**Stored items from a collection:**
---------------
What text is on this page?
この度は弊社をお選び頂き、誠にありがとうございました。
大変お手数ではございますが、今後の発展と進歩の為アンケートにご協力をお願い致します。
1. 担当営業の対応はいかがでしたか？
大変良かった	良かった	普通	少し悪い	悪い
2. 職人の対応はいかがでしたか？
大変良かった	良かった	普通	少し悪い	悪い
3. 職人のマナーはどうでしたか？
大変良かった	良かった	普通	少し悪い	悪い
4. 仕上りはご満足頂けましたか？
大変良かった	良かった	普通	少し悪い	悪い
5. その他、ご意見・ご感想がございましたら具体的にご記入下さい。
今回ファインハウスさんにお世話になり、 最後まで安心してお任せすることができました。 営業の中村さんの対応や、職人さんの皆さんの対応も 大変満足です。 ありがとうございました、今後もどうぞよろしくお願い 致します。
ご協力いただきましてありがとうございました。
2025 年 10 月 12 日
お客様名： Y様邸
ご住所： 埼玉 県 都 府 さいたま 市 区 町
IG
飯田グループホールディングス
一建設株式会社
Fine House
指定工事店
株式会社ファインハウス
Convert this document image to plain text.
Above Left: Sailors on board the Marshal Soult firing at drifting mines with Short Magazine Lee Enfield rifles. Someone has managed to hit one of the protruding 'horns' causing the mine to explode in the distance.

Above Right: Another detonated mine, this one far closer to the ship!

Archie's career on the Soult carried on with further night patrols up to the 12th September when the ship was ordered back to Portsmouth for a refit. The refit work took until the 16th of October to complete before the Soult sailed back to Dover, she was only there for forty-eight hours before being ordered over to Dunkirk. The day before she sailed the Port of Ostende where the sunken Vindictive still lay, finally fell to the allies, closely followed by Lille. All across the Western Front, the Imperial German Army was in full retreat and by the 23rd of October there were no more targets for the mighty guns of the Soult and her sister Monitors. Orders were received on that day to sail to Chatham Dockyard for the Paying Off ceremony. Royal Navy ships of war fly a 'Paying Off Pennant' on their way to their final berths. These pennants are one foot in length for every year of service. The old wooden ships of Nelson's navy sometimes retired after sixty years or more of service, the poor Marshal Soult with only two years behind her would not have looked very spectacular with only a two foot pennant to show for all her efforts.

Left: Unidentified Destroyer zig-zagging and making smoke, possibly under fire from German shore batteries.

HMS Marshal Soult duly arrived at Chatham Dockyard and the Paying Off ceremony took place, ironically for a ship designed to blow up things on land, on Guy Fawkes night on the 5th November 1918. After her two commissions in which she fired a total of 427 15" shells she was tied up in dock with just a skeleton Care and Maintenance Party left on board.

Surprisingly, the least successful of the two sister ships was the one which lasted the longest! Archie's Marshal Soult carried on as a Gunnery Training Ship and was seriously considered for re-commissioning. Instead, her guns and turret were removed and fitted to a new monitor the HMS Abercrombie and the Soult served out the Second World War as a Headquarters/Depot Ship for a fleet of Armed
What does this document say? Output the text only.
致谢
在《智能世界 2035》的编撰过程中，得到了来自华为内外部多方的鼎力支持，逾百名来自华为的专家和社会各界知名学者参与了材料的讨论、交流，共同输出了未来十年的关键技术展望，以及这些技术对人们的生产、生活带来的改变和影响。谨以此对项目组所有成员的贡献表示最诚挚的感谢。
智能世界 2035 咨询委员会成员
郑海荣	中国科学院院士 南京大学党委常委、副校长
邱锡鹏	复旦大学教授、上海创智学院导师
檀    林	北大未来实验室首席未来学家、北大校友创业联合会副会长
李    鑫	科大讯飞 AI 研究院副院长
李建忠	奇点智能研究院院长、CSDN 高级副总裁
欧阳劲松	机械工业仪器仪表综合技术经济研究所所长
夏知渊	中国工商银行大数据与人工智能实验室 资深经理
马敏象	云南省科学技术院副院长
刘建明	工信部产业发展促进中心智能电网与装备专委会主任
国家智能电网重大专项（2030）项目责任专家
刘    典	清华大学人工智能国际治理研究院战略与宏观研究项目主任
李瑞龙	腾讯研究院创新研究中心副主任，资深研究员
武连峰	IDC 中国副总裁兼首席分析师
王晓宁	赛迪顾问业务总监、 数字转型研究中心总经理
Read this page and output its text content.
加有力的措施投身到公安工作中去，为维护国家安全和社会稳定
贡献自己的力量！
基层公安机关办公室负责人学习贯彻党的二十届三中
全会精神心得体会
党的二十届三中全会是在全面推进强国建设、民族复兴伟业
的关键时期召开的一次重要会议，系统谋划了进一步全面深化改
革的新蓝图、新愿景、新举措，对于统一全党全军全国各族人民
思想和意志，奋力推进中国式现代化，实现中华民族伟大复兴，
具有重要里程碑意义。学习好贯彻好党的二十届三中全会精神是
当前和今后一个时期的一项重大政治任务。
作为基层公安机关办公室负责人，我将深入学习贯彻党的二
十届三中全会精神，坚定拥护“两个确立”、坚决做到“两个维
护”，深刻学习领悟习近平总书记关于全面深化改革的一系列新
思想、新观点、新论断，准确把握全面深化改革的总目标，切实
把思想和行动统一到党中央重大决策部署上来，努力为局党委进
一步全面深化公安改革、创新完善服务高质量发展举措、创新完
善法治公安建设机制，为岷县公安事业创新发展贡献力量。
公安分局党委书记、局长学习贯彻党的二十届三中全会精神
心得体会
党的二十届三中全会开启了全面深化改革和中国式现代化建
---------------
**What needs to be done:** From the records above, please extract every line and repeat it exactly.

**Full output:**
What text is on this page?
この度は弊社をお選び頂き、誠にありがとうございました。
大変お手数ではございますが、今後の発展と進歩の為アンケートにご協力をお願い致します。
1. 担当営業の対応はいかがでしたか？
大変良かった	良かった	普通	少し悪い	悪い
2. 職人の対応はいかがでしたか？
大変良かった	良かった	普通	少し悪い	悪い
3. 職人のマナーはどうでしたか？
大変良かった	良かった	普通	少し悪い	悪い
4. 仕上りはご満足頂けましたか？
大変良かった	良かった	普通	少し悪い	悪い
5. その他、ご意見・ご感想がございましたら具体的にご記入下さい。
今回ファインハウスさんにお世話になり、 最後まで安心してお任せすることができました。 営業の中村さんの対応や、職人さんの皆さんの対応も 大変満足です。 ありがとうございました、今後もどうぞよろしくお願い 致します。
ご協力いただきましてありがとうございました。
2025 年 10 月 12 日
お客様名： Y様邸
ご住所： 埼玉 県 都 府 さいたま 市 区 町
IG
飯田グループホールディングス
一建設株式会社
Fine House
指定工事店
株式会社ファインハウス
Convert this document image to plain text.
Above Left: Sailors on board the Marshal Soult firing at drifting mines with Short Magazine Lee Enfield rifles. Someone has managed to hit one of the protruding 'horns' causing the mine to explode in the distance.

Above Right: Another detonated mine, this one far closer to the ship!

Archie's career on the Soult carried on with further night patrols up to the 12th September when the ship was ordered back to Portsmouth for a refit. The refit work took until the 16th of October to complete before the Soult sailed back to Dover, she was only there for forty-eight hours before being ordered over to Dunkirk. The day before she sailed the Port of Ostende where the sunken Vindictive still lay, finally fell to the allies, closely followed by Lille. All across the Western Front, the Imperial German Army was in full retreat and by the 23rd of October there were no more targets for the mighty guns of the Soult and her sister Monitors. Orders were received on that day to sail to Chatham Dockyard for the Paying Off ceremony. Royal Navy ships of war fly a 'Paying Off Pennant' on their way to their final berths. These pennants are one foot in length for every year of service. The old wooden ships of Nelson's navy sometimes retired after sixty years or more of service, the poor Marshal Soult with only two years behind her would not have looked very spectacular with only a two foot pennant to show for all her efforts.

Left: Unidentified Destroyer zig-zagging and making smoke, possibly under fire from German shore batteries.

HMS Marshal Soult duly arrived at Chatham Dockyard and the Paying Off ceremony took place, ironically for a ship designed to blow up things on land, on Guy Fawkes night on the 5th November 1918. After her two commissions in which she fired a total of 427 15" shells she was tied up in dock with just a skeleton Care and Maintenance Party left on board.

Surprisingly, the least successful of the two sister ships was the one which lasted the longest! Archie's Marshal Soult carried on as a Gunnery Training Ship and was seriously considered for re-commissioning. Instead, her guns and turret were removed and fitted to a new monitor the HMS Abercrombie and the Soult served out the Second World War as a Headquarters/Depot Ship for a fleet of Armed
What does this document say? Output the text only.
致谢
在《智能世界 2035》的编撰过程中，得到了来自华为内外部多方的鼎力支持，逾百名来自华为的专家和社会各界知名学者参与了材料的讨论、交流，共同输出了未来十年的关键技术展望，以及这些技术对人们的生产、生活带来的改变和影响。谨以此对项目组所有成员的贡献表示最诚挚的感谢。
智能世界 2035 咨询委员会成员
郑海荣	中国科学院院士 南京大学党委常委、副校长
邱锡鹏	复旦大学教授、上海创智学院导师
檀    林	北大未来实验室首席未来学家、北大校友创业联合会副会长
李    鑫	科大讯飞 AI 研究院副院长
李建忠	奇点智能研究院院长、CSDN 高级副总裁
欧阳劲松	机械工业仪器仪表综合技术经济研究所所长
夏知渊	中国工商银行大数据与人工智能实验室 资深经理
马敏象	云南省科学技术院副院长
刘建明	工信部产业发展促进中心智能电网与装备专委会主任
国家智能电网重大专项（2030）项目责任专家
刘    典	清华大学人工智能国际治理研究院战略与宏观研究项目主任
李瑞龙	腾讯研究院创新研究中心副主任，资深研究员
武连峰	IDC 中国副总裁兼首席分析师
王晓宁	赛迪顾问业务总监、 数字转型研究中心总经理
Read this page and output its text content.
加有力的措施投身到公安工作中去，为维护国家安全和社会稳定
贡献自己的力量！
基层公安机关办公室负责人学习贯彻党的二十届三中
全会精神心得体会
党的二十届三中全会是在全面推进强国建设、民族复兴伟业
的关键时期召开的一次重要会议，系统谋划了进一步全面深化改
革的新蓝图、新愿景、新举措，对于统一全党全军全国各族人民
思想和意志，奋力推进中国式现代化，实现中华民族伟大复兴，
具有重要里程碑意义。学习好贯彻好党的二十届三中全会精神是
当前和今后一个时期的一项重大政治任务。
作为基层公安机关办公室负责人，我将深入学习贯彻党的二
十届三中全会精神，坚定拥护“两个确立”、坚决做到“两个维
护”，深刻学习领悟习近平总书记关于全面深化改革的一系列新
思想、新观点、新论断，准确把握全面深化改革的总目标，切实
把思想和行动统一到党中央重大决策部署上来，努力为局党委进
一步全面深化公安改革、创新完善服务高质量发展举措、创新完
善法治公安建设机制，为岷县公安事业创新发展贡献力量。
公安分局党委书记、局长学习贯彻党的二十届三中全会精神
心得体会
党的二十届三中全会开启了全面深化改革和中国式现代化建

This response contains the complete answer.